§ **EXERCISE DETAILS**:
Retype each entry below exactly as it stands.

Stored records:
- - -
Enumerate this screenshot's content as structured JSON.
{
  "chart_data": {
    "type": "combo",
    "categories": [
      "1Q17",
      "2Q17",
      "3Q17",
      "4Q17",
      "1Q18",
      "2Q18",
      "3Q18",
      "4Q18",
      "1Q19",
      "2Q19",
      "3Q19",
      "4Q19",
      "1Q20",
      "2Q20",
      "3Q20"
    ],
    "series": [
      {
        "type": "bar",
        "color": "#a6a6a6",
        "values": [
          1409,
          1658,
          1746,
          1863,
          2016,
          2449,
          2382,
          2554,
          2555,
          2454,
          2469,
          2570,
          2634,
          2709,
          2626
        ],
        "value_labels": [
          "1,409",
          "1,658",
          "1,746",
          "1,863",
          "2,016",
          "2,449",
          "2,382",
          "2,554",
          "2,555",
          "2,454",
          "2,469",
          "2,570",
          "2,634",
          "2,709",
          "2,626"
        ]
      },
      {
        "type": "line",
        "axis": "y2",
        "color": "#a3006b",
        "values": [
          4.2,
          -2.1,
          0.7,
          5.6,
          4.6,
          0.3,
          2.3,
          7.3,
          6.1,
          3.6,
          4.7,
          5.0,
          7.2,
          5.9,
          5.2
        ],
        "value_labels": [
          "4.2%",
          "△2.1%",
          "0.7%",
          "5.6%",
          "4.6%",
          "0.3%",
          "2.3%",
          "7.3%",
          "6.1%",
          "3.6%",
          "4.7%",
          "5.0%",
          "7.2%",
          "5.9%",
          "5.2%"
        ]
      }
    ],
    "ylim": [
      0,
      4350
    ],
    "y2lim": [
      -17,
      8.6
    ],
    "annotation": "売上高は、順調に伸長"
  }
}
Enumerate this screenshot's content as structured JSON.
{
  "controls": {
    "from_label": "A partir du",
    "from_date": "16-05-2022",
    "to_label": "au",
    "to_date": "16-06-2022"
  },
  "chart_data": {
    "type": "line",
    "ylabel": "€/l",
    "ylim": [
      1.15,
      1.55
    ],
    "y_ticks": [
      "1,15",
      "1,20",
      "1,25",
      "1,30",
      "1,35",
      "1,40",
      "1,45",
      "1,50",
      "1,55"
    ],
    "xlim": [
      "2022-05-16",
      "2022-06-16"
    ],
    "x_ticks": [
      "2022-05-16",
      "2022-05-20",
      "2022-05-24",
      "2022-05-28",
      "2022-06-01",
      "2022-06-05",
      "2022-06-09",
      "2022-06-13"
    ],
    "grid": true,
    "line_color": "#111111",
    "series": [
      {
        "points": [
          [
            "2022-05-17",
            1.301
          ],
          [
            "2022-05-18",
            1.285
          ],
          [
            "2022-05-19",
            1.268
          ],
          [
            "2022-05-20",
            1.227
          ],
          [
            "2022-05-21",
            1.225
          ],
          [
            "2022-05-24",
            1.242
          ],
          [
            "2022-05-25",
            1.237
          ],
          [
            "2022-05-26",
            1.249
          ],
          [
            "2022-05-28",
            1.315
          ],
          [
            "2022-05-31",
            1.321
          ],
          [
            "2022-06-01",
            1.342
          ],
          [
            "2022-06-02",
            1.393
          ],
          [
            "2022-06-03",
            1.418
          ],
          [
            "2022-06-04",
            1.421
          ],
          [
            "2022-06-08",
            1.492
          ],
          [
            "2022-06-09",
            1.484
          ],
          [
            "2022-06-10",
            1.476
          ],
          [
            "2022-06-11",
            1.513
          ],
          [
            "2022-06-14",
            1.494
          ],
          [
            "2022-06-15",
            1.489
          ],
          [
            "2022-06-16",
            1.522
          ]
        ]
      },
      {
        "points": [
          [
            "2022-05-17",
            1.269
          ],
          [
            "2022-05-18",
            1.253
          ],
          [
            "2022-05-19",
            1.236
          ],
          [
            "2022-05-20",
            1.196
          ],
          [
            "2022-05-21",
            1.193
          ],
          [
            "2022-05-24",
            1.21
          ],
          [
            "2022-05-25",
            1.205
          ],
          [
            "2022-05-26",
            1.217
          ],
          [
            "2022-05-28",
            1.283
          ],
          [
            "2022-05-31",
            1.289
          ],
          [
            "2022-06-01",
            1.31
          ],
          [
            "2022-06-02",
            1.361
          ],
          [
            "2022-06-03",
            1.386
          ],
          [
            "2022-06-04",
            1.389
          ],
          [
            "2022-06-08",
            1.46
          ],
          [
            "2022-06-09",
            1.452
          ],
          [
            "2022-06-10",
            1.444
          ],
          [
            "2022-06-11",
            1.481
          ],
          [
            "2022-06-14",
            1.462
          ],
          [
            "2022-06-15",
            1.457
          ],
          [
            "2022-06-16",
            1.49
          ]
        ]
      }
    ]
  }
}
- - -
§ **SOLUTION TO THIS PROBLEM**:
Enumerate this screenshot's content as structured JSON.
{
  "chart_data": {
    "type": "combo",
    "categories": [
      "1Q17",
      "2Q17",
      "3Q17",
      "4Q17",
      "1Q18",
      "2Q18",
      "3Q18",
      "4Q18",
      "1Q19",
      "2Q19",
      "3Q19",
      "4Q19",
      "1Q20",
      "2Q20",
      "3Q20"
    ],
    "series": [
      {
        "type": "bar",
        "color": "#a6a6a6",
        "values": [
          1409,
          1658,
          1746,
          1863,
          2016,
          2449,
          2382,
          2554,
          2555,
          2454,
          2469,
          2570,
          2634,
          2709,
          2626
        ],
        "value_labels": [
          "1,409",
          "1,658",
          "1,746",
          "1,863",
          "2,016",
          "2,449",
          "2,382",
          "2,554",
          "2,555",
          "2,454",
          "2,469",
          "2,570",
          "2,634",
          "2,709",
          "2,626"
        ]
      },
      {
        "type": "line",
        "axis": "y2",
        "color": "#a3006b",
        "values": [
          4.2,
          -2.1,
          0.7,
          5.6,
          4.6,
          0.3,
          2.3,
          7.3,
          6.1,
          3.6,
          4.7,
          5.0,
          7.2,
          5.9,
          5.2
        ],
        "value_labels": [
          "4.2%",
          "△2.1%",
          "0.7%",
          "5.6%",
          "4.6%",
          "0.3%",
          "2.3%",
          "7.3%",
          "6.1%",
          "3.6%",
          "4.7%",
          "5.0%",
          "7.2%",
          "5.9%",
          "5.2%"
        ]
      }
    ],
    "ylim": [
      0,
      4350
    ],
    "y2lim": [
      -17,
      8.6
    ],
    "annotation": "売上高は、順調に伸長"
  }
}
Enumerate this screenshot's content as structured JSON.
{
  "controls": {
    "from_label": "A partir du",
    "from_date": "16-05-2022",
    "to_label": "au",
    "to_date": "16-06-2022"
  },
  "chart_data": {
    "type": "line",
    "ylabel": "€/l",
    "ylim": [
      1.15,
      1.55
    ],
    "y_ticks": [
      "1,15",
      "1,20",
      "1,25",
      "1,30",
      "1,35",
      "1,40",
      "1,45",
      "1,50",
      "1,55"
    ],
    "xlim": [
      "2022-05-16",
      "2022-06-16"
    ],
    "x_ticks": [
      "2022-05-16",
      "2022-05-20",
      "2022-05-24",
      "2022-05-28",
      "2022-06-01",
      "2022-06-05",
      "2022-06-09",
      "2022-06-13"
    ],
    "grid": true,
    "line_color": "#111111",
    "series": [
      {
        "points": [
          [
            "2022-05-17",
            1.301
          ],
          [
            "2022-05-18",
            1.285
          ],
          [
            "2022-05-19",
            1.268
          ],
          [
            "2022-05-20",
            1.227
          ],
          [
            "2022-05-21",
            1.225
          ],
          [
            "2022-05-24",
            1.242
          ],
          [
            "2022-05-25",
            1.237
          ],
          [
            "2022-05-26",
            1.249
          ],
          [
            "2022-05-28",
            1.315
          ],
          [
            "2022-05-31",
            1.321
          ],
          [
            "2022-06-01",
            1.342
          ],
          [
            "2022-06-02",
            1.393
          ],
          [
            "2022-06-03",
            1.418
          ],
          [
            "2022-06-04",
            1.421
          ],
          [
            "2022-06-08",
            1.492
          ],
          [
            "2022-06-09",
            1.484
          ],
          [
            "2022-06-10",
            1.476
          ],
          [
            "2022-06-11",
            1.513
          ],
          [
            "2022-06-14",
            1.494
          ],
          [
            "2022-06-15",
            1.489
          ],
          [
            "2022-06-16",
            1.522
          ]
        ]
      },
      {
        "points": [
          [
            "2022-05-17",
            1.269
          ],
          [
            "2022-05-18",
            1.253
          ],
          [
            "2022-05-19",
            1.236
          ],
          [
            "2022-05-20",
            1.196
          ],
          [
            "2022-05-21",
            1.193
          ],
          [
            "2022-05-24",
            1.21
          ],
          [
            "2022-05-25",
            1.205
          ],
          [
            "2022-05-26",
            1.217
          ],
          [
            "2022-05-28",
            1.283
          ],
          [
            "2022-05-31",
            1.289
          ],
          [
            "2022-06-01",
            1.31
          ],
          [
            "2022-06-02",
            1.361
          ],
          [
            "2022-06-03",
            1.386
          ],
          [
            "2022-06-04",
            1.389
          ],
          [
            "2022-06-08",
            1.46
          ],
          [
            "2022-06-09",
            1.452
          ],
          [
            "2022-06-10",
            1.444
          ],
          [
            "2022-06-11",
            1.481
          ],
          [
            "2022-06-14",
            1.462
          ],
          [
            "2022-06-15",
            1.457
          ],
          [
            "2022-06-16",
            1.49
          ]
        ]
      }
    ]
  }
}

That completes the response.